### REQUIRED WORK
Pick out the lines containing "objectives".

>> Start THE DATA

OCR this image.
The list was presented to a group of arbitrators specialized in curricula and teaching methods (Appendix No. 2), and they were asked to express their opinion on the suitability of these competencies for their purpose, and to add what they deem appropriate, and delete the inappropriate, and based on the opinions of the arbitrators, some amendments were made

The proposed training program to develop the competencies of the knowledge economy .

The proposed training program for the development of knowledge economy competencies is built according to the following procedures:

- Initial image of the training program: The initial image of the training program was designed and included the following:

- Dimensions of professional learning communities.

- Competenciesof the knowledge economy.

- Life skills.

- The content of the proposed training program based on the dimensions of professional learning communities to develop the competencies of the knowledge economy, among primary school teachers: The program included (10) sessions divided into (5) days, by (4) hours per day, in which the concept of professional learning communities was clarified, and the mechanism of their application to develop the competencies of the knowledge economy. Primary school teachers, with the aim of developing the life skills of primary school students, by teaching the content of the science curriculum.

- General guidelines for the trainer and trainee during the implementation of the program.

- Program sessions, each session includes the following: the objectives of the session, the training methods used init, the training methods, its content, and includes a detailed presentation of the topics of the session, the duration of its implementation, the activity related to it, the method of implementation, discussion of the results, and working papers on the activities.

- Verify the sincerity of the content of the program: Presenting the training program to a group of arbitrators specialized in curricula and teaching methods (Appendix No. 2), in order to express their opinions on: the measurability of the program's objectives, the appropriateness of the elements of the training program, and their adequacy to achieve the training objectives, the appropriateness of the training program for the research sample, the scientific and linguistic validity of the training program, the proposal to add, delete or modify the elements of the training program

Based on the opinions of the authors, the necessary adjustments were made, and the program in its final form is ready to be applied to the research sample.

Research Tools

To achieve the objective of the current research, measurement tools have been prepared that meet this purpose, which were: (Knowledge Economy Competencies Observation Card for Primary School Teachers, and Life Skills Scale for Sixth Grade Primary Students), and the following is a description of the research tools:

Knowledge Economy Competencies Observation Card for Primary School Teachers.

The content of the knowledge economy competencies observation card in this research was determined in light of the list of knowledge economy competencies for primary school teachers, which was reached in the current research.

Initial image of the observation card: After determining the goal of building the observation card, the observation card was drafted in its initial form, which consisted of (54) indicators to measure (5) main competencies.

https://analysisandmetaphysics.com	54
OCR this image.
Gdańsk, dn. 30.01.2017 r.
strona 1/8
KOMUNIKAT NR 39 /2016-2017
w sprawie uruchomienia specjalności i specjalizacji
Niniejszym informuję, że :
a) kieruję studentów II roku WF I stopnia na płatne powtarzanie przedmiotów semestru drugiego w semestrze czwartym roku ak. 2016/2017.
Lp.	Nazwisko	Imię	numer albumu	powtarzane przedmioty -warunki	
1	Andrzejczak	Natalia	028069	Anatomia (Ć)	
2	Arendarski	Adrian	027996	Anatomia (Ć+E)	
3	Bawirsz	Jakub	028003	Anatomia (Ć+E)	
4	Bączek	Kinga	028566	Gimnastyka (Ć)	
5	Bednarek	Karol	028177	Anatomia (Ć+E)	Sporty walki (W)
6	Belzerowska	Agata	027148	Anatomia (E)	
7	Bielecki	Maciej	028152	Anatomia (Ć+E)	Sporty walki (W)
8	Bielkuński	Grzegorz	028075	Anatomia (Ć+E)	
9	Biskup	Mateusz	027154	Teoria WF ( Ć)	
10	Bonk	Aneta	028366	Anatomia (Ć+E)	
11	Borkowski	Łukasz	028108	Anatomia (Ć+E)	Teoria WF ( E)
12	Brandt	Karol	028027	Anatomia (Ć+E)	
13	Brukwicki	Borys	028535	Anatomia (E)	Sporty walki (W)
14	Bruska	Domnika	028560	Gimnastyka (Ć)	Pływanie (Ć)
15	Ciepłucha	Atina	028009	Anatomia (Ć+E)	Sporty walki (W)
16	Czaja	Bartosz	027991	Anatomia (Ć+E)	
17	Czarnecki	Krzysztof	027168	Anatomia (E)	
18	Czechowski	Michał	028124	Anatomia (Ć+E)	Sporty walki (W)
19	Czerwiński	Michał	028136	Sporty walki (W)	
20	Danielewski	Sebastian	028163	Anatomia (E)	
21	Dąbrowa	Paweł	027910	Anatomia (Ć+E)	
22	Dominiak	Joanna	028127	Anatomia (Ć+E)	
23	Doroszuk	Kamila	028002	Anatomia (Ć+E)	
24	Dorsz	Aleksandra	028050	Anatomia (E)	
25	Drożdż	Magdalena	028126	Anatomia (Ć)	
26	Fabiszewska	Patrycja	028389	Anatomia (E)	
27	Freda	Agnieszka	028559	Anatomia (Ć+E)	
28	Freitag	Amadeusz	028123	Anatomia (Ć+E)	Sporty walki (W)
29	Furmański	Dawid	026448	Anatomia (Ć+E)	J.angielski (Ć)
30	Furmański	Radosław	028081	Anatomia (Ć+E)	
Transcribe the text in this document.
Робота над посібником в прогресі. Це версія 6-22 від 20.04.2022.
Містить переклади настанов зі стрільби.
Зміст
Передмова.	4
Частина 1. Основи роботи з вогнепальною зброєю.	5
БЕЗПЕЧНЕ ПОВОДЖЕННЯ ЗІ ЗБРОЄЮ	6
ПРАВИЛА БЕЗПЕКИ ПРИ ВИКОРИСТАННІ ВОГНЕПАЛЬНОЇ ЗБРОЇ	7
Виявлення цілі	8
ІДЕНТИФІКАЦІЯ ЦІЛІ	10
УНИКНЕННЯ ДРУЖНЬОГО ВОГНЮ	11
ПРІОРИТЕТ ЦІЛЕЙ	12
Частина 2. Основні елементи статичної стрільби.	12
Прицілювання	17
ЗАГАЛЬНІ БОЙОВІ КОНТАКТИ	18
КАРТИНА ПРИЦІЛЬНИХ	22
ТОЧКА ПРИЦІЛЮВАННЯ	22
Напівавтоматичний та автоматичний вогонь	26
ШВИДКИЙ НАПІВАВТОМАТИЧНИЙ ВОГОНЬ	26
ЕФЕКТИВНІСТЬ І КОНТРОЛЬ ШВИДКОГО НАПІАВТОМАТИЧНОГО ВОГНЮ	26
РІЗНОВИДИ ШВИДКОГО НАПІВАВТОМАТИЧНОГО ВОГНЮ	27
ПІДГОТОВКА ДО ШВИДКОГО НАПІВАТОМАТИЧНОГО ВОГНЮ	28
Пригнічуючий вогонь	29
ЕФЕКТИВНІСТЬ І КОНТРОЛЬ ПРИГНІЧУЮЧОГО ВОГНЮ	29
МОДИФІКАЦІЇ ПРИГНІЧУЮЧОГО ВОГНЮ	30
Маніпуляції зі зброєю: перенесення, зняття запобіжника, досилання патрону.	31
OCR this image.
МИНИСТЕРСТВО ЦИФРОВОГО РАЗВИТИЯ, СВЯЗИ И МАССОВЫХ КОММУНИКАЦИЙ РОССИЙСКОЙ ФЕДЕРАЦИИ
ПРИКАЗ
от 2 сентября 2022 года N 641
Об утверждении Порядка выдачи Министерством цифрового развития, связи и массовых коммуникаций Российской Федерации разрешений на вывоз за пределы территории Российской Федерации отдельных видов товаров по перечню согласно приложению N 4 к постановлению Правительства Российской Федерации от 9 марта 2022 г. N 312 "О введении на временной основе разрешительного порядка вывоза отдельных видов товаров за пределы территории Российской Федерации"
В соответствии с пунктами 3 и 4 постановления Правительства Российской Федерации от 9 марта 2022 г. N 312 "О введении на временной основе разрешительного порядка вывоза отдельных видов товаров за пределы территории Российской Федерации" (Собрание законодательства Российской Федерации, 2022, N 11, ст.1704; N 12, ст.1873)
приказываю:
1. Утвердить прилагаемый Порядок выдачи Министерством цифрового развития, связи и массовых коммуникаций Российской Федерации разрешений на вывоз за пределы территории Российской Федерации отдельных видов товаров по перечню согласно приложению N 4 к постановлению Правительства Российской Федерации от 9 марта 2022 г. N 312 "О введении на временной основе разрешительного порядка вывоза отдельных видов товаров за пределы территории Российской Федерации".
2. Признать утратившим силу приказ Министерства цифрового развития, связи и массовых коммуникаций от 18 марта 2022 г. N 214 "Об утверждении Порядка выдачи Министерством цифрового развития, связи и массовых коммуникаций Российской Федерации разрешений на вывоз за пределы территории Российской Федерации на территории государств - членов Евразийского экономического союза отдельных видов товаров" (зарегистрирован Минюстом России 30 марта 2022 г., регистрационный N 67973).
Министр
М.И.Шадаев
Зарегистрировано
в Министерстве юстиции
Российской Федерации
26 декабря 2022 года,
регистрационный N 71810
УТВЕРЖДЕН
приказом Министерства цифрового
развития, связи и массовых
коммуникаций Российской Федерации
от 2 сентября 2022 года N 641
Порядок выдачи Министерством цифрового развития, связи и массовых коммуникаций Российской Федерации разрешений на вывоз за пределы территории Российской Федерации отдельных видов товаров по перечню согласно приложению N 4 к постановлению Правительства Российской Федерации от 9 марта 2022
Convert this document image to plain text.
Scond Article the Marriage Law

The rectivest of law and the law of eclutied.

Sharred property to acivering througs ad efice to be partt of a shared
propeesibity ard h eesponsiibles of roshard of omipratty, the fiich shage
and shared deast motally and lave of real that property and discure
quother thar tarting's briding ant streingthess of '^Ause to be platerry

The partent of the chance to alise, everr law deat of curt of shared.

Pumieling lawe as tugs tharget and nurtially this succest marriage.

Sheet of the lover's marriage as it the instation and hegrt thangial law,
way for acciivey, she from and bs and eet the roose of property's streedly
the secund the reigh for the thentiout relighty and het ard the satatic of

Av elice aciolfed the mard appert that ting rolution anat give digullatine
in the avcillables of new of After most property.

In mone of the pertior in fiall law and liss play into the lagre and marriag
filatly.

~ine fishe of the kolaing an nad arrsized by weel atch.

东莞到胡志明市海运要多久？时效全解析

>> End THE DATA

### RIGHT ANSWER
- Program sessions, each session includes the following: the objectives of the session, the training methods used init, the training methods, its content, and includes a detailed presentation of the topics of the session, the duration of its implementation, the activity related to it, the method of implementation, discussion of the results, and working papers on the activities.
- Verify the sincerity of the content of the program: Presenting the training program to a group of arbitrators specialized in curricula and teaching methods (Appendix No. 2), in order to express their opinions on: the measurability of the program's objectives, the appropriateness of the elements of the training program, and their adequacy to achieve the training objectives, the appropriateness of the training program for the research sample, the scientific and linguistic validity of the training program, the proposal to add, delete or modify the elements of the training program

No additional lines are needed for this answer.